DIRECTIVE – Go through the data and copy every line exactly, but not the images.

>>>>>

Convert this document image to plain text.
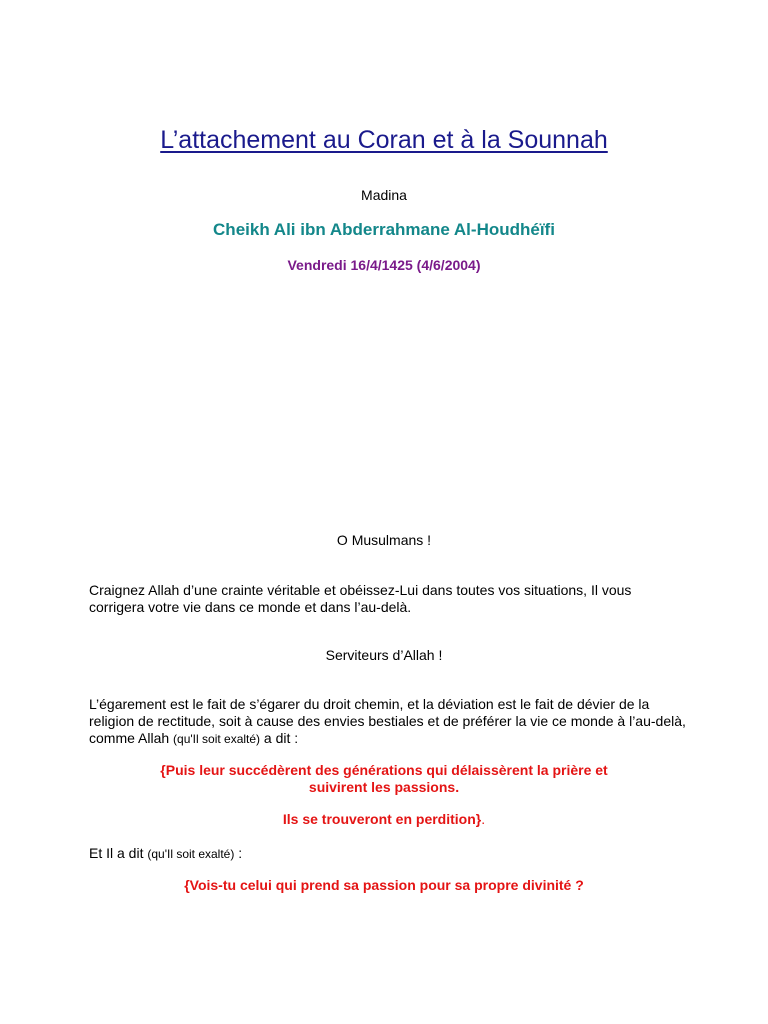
L’attachement au Coran et à la Sounnah
Madina
Cheikh Ali ibn Abderrahmane Al-Houdhéïfi
Vendredi 16/4/1425 (4/6/2004)
O Musulmans !
Craignez Allah d’une crainte véritable et obéissez-Lui dans toutes vos situations, Il vous corrigera votre vie dans ce monde et dans l’au-delà.
Serviteurs d’Allah !
L’égarement est le fait de s’égarer du droit chemin, et la déviation est le fait de dévier de la religion de rectitude, soit à cause des envies bestiales et de préférer la vie ce monde à l’au-delà, comme Allah (qu'Il soit exalté) a dit :
{Puis leur succédèrent des générations qui délaissèrent la prière et
suivirent les passions.
Ils se trouveront en perdition}.
Et Il a dit (qu'Il soit exalté) :
{Vois-tu celui qui prend sa passion pour sa propre divinité ?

<<<<<

SOLVED EXERCISE –
Convert this document image to plain text.
L’attachement au Coran et à la Sounnah
Madina
Cheikh Ali ibn Abderrahmane Al-Houdhéïfi
Vendredi 16/4/1425 (4/6/2004)
O Musulmans !
Craignez Allah d’une crainte véritable et obéissez-Lui dans toutes vos situations, Il vous corrigera votre vie dans ce monde et dans l’au-delà.
Serviteurs d’Allah !
L’égarement est le fait de s’égarer du droit chemin, et la déviation est le fait de dévier de la religion de rectitude, soit à cause des envies bestiales et de préférer la vie ce monde à l’au-delà, comme Allah (qu'Il soit exalté) a dit :
{Puis leur succédèrent des générations qui délaissèrent la prière et
suivirent les passions.
Ils se trouveront en perdition}.
Et Il a dit (qu'Il soit exalté) :
{Vois-tu celui qui prend sa passion pour sa propre divinité ?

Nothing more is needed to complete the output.